INPUT DATA:
....

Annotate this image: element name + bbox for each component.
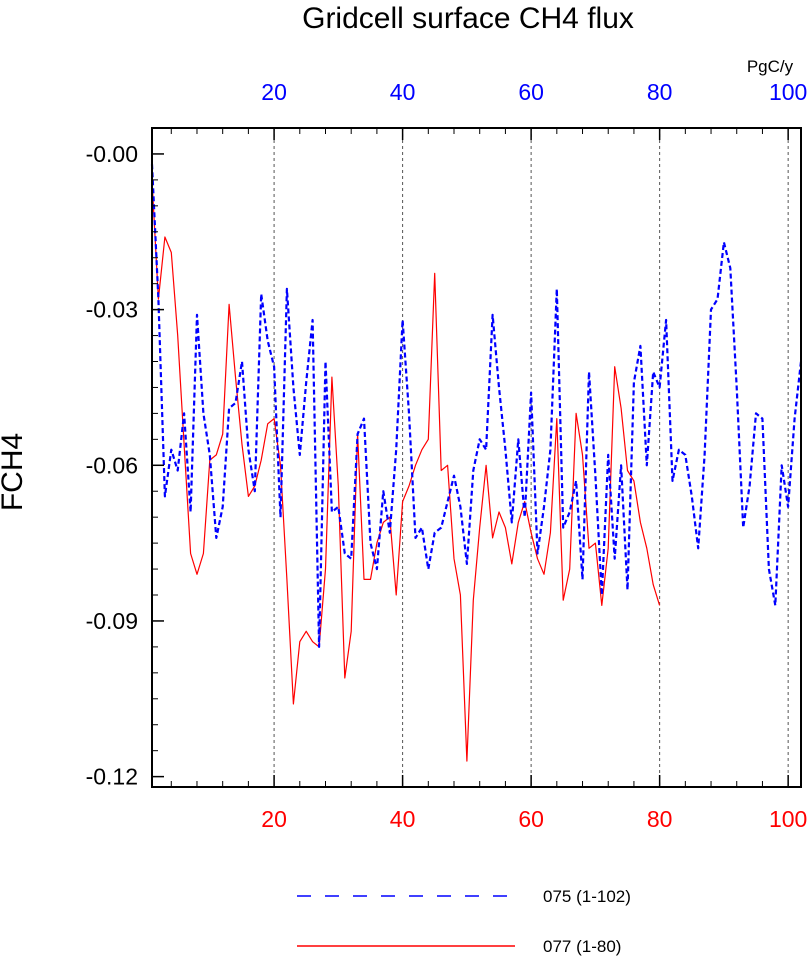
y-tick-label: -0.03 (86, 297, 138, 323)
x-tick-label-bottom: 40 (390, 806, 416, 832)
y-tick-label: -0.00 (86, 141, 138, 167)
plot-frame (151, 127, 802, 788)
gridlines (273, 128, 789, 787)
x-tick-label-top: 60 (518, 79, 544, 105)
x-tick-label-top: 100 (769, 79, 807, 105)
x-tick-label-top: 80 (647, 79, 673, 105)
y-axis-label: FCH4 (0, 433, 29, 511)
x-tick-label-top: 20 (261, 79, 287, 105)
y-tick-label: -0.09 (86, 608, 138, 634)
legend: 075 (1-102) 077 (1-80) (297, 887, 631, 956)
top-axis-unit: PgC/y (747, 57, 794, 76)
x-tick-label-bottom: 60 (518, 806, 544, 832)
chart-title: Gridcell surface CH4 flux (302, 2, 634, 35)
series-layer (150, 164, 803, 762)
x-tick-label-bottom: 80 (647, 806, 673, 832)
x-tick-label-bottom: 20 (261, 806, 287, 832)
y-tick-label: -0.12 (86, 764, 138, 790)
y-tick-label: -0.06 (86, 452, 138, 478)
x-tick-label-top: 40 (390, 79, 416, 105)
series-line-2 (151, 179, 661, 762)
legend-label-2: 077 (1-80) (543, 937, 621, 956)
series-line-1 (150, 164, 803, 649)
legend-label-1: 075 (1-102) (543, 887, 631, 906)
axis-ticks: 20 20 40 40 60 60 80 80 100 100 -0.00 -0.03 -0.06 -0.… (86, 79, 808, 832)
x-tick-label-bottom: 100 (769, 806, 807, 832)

....

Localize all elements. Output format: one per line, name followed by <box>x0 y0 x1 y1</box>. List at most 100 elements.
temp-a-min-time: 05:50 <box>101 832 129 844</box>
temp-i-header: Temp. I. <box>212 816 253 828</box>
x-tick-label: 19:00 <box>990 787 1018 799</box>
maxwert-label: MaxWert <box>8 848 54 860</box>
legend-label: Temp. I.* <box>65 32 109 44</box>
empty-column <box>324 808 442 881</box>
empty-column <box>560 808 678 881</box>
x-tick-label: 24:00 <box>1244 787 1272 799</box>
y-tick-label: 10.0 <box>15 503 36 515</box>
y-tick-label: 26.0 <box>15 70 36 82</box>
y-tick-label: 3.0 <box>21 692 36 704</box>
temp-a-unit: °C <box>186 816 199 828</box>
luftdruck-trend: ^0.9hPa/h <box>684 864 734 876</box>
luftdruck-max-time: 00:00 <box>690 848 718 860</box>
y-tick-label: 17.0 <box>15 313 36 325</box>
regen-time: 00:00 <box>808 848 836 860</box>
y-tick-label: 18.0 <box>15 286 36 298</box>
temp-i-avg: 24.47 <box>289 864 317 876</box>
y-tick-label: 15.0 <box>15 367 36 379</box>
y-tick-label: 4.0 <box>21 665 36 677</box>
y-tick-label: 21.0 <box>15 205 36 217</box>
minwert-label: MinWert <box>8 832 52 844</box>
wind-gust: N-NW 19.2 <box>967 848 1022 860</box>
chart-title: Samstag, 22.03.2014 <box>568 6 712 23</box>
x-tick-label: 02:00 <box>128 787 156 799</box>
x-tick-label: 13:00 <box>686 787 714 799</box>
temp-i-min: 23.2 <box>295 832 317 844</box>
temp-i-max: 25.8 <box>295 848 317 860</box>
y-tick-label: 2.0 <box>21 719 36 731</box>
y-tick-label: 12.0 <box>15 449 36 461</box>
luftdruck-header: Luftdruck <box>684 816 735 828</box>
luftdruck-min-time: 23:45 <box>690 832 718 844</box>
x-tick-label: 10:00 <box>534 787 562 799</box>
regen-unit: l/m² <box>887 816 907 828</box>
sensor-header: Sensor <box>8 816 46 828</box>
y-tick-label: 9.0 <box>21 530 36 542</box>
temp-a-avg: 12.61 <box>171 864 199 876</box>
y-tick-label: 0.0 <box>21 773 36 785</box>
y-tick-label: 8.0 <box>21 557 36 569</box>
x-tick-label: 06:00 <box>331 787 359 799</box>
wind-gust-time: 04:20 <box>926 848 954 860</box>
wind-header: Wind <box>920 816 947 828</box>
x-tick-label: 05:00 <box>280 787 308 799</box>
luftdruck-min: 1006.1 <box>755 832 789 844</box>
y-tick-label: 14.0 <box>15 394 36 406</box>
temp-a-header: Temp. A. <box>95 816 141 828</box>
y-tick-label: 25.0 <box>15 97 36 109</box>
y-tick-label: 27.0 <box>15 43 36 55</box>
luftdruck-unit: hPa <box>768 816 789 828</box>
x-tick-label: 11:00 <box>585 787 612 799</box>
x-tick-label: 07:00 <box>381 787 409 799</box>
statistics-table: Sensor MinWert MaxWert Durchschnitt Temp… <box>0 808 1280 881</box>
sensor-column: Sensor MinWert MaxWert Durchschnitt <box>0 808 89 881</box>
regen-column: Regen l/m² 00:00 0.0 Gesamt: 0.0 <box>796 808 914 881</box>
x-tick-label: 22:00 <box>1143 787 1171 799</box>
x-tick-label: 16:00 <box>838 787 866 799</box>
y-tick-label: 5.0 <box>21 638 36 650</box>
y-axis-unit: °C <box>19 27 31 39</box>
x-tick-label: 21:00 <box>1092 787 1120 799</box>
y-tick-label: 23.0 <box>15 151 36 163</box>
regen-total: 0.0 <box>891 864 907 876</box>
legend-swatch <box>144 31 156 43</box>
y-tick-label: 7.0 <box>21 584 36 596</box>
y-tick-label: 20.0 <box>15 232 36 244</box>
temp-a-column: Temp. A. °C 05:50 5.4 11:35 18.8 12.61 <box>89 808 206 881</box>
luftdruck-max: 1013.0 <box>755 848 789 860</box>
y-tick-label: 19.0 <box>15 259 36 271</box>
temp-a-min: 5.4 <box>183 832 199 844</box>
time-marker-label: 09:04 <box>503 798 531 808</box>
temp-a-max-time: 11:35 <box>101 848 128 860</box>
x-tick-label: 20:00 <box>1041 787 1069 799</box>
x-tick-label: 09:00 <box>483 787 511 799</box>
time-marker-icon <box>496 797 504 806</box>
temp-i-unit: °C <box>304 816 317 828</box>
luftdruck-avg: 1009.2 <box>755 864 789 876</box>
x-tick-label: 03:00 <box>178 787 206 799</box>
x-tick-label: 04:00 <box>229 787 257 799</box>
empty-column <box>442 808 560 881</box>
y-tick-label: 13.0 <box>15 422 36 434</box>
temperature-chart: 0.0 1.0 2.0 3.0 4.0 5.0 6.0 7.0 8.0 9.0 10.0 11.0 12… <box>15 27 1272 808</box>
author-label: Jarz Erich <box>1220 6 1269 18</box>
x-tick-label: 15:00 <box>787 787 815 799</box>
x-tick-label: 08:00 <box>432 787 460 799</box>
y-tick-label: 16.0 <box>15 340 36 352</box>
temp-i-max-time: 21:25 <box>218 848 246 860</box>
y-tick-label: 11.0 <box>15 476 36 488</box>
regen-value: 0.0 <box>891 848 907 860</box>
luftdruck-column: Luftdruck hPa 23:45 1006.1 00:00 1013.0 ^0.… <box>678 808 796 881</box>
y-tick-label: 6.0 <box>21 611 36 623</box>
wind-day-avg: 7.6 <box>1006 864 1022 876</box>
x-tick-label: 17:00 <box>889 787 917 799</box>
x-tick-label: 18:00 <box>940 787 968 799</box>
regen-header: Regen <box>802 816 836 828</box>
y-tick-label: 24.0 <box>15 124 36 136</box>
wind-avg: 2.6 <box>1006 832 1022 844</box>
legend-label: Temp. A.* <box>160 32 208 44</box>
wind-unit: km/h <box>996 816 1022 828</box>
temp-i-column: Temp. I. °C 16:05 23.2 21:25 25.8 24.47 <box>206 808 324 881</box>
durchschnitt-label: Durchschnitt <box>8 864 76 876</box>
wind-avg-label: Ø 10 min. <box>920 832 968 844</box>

....

EXERCISE REQUIREMENTS:
Please recast the lines of the listing above, from the line containing "y-tick-label: -0.03 (86, 297, 138, 323)" through the line containing "y-tick-label: -0.12 (86, 764, 138, 790)", inclusive, as a JSON list of strings with one string per line and any blank lines omitted.

TASK RESULT:
[
  "y-tick-label: -0.03 (86, 297, 138, 323)",
  "x-tick-label-bottom: 40 (390, 806, 416, 832)",
  "y-tick-label: -0.00 (86, 141, 138, 167)",
  "plot-frame (151, 127, 802, 788)",
  "gridlines (273, 128, 789, 787)",
  "x-tick-label-top: 60 (518, 79, 544, 105)",
  "x-tick-label-top: 100 (769, 79, 807, 105)",
  "x-tick-label-top: 80 (647, 79, 673, 105)",
  "y-axis-label: FCH4 (0, 433, 29, 511)",
  "x-tick-label-top: 20 (261, 79, 287, 105)",
  "y-tick-label: -0.09 (86, 608, 138, 634)",
  "legend: 075 (1-102) 077 (1-80) (297, 887, 631, 956)",
  "top-axis-unit: PgC/y (747, 57, 794, 76)",
  "x-tick-label-bottom: 60 (518, 806, 544, 832)",
  "chart-title: Gridcell surface CH4 flux (302, 2, 634, 35)",
  "series-layer (150, 164, 803, 762)",
  "x-tick-label-bottom: 80 (647, 806, 673, 832)",
  "x-tick-label-bottom: 20 (261, 806, 287, 832)",
  "y-tick-label: -0.12 (86, 764, 138, 790)"
]